'''

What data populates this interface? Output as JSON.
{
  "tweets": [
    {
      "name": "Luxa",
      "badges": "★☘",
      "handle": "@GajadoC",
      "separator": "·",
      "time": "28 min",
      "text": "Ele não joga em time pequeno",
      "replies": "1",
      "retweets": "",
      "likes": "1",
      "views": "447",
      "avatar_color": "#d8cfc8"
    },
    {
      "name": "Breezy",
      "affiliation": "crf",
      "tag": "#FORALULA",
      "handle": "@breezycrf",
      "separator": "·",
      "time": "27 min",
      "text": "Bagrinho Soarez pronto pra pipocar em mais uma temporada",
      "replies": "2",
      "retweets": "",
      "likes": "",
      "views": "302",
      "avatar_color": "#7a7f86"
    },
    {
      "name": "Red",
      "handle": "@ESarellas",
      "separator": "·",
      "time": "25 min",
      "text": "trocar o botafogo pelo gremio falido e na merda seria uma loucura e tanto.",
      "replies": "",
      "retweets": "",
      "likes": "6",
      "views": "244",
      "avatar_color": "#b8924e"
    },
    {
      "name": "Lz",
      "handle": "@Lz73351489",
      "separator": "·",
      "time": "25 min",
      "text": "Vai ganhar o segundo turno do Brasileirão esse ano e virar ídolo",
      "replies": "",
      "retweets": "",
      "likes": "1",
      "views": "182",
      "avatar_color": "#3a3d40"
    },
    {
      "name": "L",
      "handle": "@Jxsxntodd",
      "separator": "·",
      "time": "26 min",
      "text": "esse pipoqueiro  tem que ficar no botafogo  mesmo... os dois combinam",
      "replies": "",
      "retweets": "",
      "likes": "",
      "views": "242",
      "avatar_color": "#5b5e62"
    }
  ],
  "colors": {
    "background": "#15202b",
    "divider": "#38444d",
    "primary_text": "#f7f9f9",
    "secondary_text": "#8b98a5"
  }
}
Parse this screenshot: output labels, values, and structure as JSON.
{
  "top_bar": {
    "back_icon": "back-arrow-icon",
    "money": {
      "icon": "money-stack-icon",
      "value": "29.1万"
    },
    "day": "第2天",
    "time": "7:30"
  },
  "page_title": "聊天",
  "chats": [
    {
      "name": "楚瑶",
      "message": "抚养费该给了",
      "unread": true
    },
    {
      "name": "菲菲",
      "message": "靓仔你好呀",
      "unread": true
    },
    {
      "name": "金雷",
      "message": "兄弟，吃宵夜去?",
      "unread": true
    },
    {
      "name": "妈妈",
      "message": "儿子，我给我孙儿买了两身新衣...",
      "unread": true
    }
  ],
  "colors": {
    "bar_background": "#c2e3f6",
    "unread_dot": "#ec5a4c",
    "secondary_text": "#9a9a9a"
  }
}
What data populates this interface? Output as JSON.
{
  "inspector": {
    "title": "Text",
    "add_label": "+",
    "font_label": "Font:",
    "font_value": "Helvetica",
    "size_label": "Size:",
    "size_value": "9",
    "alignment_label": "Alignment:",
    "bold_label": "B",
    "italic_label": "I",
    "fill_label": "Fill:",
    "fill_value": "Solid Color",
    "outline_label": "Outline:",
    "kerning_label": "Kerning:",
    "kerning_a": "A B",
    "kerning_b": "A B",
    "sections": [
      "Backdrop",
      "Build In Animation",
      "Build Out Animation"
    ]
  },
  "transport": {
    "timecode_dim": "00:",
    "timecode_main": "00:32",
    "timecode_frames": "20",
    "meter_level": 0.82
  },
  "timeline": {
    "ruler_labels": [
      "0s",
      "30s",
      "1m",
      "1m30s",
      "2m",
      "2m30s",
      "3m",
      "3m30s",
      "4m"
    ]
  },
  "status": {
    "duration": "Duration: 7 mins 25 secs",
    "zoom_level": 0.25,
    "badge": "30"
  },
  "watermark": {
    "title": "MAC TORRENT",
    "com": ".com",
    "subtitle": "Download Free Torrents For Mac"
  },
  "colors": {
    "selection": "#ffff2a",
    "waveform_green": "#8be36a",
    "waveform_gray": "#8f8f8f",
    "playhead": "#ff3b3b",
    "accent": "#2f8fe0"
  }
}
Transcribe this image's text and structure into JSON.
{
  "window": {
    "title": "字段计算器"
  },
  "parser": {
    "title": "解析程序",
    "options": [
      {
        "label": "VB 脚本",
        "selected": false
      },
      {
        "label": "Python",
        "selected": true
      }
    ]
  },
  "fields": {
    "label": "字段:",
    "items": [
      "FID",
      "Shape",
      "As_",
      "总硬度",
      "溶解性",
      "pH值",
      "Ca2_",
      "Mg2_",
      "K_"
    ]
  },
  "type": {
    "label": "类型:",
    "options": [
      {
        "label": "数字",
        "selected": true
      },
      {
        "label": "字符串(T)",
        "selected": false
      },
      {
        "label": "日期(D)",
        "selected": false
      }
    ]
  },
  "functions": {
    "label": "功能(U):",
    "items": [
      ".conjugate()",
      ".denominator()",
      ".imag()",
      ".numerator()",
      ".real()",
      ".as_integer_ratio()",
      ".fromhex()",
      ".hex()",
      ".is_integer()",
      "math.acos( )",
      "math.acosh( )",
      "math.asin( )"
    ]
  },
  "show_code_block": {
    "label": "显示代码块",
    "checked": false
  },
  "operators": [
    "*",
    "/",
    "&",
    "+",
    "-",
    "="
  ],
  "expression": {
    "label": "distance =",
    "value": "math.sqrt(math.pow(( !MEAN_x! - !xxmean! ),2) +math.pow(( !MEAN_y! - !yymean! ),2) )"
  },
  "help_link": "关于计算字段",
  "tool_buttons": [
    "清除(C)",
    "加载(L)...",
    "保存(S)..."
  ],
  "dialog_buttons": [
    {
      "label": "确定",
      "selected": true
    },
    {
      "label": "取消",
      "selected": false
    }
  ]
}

'''

### CHALLENGE
Write an exact transcription of every entry above.

### THE SOLUTION
What data populates this interface? Output as JSON.
{
  "tweets": [
    {
      "name": "Luxa",
      "badges": "★☘",
      "handle": "@GajadoC",
      "separator": "·",
      "time": "28 min",
      "text": "Ele não joga em time pequeno",
      "replies": "1",
      "retweets": "",
      "likes": "1",
      "views": "447",
      "avatar_color": "#d8cfc8"
    },
    {
      "name": "Breezy",
      "affiliation": "crf",
      "tag": "#FORALULA",
      "handle": "@breezycrf",
      "separator": "·",
      "time": "27 min",
      "text": "Bagrinho Soarez pronto pra pipocar em mais uma temporada",
      "replies": "2",
      "retweets": "",
      "likes": "",
      "views": "302",
      "avatar_color": "#7a7f86"
    },
    {
      "name": "Red",
      "handle": "@ESarellas",
      "separator": "·",
      "time": "25 min",
      "text": "trocar o botafogo pelo gremio falido e na merda seria uma loucura e tanto.",
      "replies": "",
      "retweets": "",
      "likes": "6",
      "views": "244",
      "avatar_color": "#b8924e"
    },
    {
      "name": "Lz",
      "handle": "@Lz73351489",
      "separator": "·",
      "time": "25 min",
      "text": "Vai ganhar o segundo turno do Brasileirão esse ano e virar ídolo",
      "replies": "",
      "retweets": "",
      "likes": "1",
      "views": "182",
      "avatar_color": "#3a3d40"
    },
    {
      "name": "L",
      "handle": "@Jxsxntodd",
      "separator": "·",
      "time": "26 min",
      "text": "esse pipoqueiro  tem que ficar no botafogo  mesmo... os dois combinam",
      "replies": "",
      "retweets": "",
      "likes": "",
      "views": "242",
      "avatar_color": "#5b5e62"
    }
  ],
  "colors": {
    "background": "#15202b",
    "divider": "#38444d",
    "primary_text": "#f7f9f9",
    "secondary_text": "#8b98a5"
  }
}
Parse this screenshot: output labels, values, and structure as JSON.
{
  "top_bar": {
    "back_icon": "back-arrow-icon",
    "money": {
      "icon": "money-stack-icon",
      "value": "29.1万"
    },
    "day": "第2天",
    "time": "7:30"
  },
  "page_title": "聊天",
  "chats": [
    {
      "name": "楚瑶",
      "message": "抚养费该给了",
      "unread": true
    },
    {
      "name": "菲菲",
      "message": "靓仔你好呀",
      "unread": true
    },
    {
      "name": "金雷",
      "message": "兄弟，吃宵夜去?",
      "unread": true
    },
    {
      "name": "妈妈",
      "message": "儿子，我给我孙儿买了两身新衣...",
      "unread": true
    }
  ],
  "colors": {
    "bar_background": "#c2e3f6",
    "unread_dot": "#ec5a4c",
    "secondary_text": "#9a9a9a"
  }
}
What data populates this interface? Output as JSON.
{
  "inspector": {
    "title": "Text",
    "add_label": "+",
    "font_label": "Font:",
    "font_value": "Helvetica",
    "size_label": "Size:",
    "size_value": "9",
    "alignment_label": "Alignment:",
    "bold_label": "B",
    "italic_label": "I",
    "fill_label": "Fill:",
    "fill_value": "Solid Color",
    "outline_label": "Outline:",
    "kerning_label": "Kerning:",
    "kerning_a": "A B",
    "kerning_b": "A B",
    "sections": [
      "Backdrop",
      "Build In Animation",
      "Build Out Animation"
    ]
  },
  "transport": {
    "timecode_dim": "00:",
    "timecode_main": "00:32",
    "timecode_frames": "20",
    "meter_level": 0.82
  },
  "timeline": {
    "ruler_labels": [
      "0s",
      "30s",
      "1m",
      "1m30s",
      "2m",
      "2m30s",
      "3m",
      "3m30s",
      "4m"
    ]
  },
  "status": {
    "duration": "Duration: 7 mins 25 secs",
    "zoom_level": 0.25,
    "badge": "30"
  },
  "watermark": {
    "title": "MAC TORRENT",
    "com": ".com",
    "subtitle": "Download Free Torrents For Mac"
  },
  "colors": {
    "selection": "#ffff2a",
    "waveform_green": "#8be36a",
    "waveform_gray": "#8f8f8f",
    "playhead": "#ff3b3b",
    "accent": "#2f8fe0"
  }
}
Transcribe this image's text and structure into JSON.
{
  "window": {
    "title": "字段计算器"
  },
  "parser": {
    "title": "解析程序",
    "options": [
      {
        "label": "VB 脚本",
        "selected": false
      },
      {
        "label": "Python",
        "selected": true
      }
    ]
  },
  "fields": {
    "label": "字段:",
    "items": [
      "FID",
      "Shape",
      "As_",
      "总硬度",
      "溶解性",
      "pH值",
      "Ca2_",
      "Mg2_",
      "K_"
    ]
  },
  "type": {
    "label": "类型:",
    "options": [
      {
        "label": "数字",
        "selected": true
      },
      {
        "label": "字符串(T)",
        "selected": false
      },
      {
        "label": "日期(D)",
        "selected": false
      }
    ]
  },
  "functions": {
    "label": "功能(U):",
    "items": [
      ".conjugate()",
      ".denominator()",
      ".imag()",
      ".numerator()",
      ".real()",
      ".as_integer_ratio()",
      ".fromhex()",
      ".hex()",
      ".is_integer()",
      "math.acos( )",
      "math.acosh( )",
      "math.asin( )"
    ]
  },
  "show_code_block": {
    "label": "显示代码块",
    "checked": false
  },
  "operators": [
    "*",
    "/",
    "&",
    "+",
    "-",
    "="
  ],
  "expression": {
    "label": "distance =",
    "value": "math.sqrt(math.pow(( !MEAN_x! - !xxmean! ),2) +math.pow(( !MEAN_y! - !yymean! ),2) )"
  },
  "help_link": "关于计算字段",
  "tool_buttons": [
    "清除(C)",
    "加载(L)...",
    "保存(S)..."
  ],
  "dialog_buttons": [
    {
      "label": "确定",
      "selected": true
    },
    {
      "label": "取消",
      "selected": false
    }
  ]
}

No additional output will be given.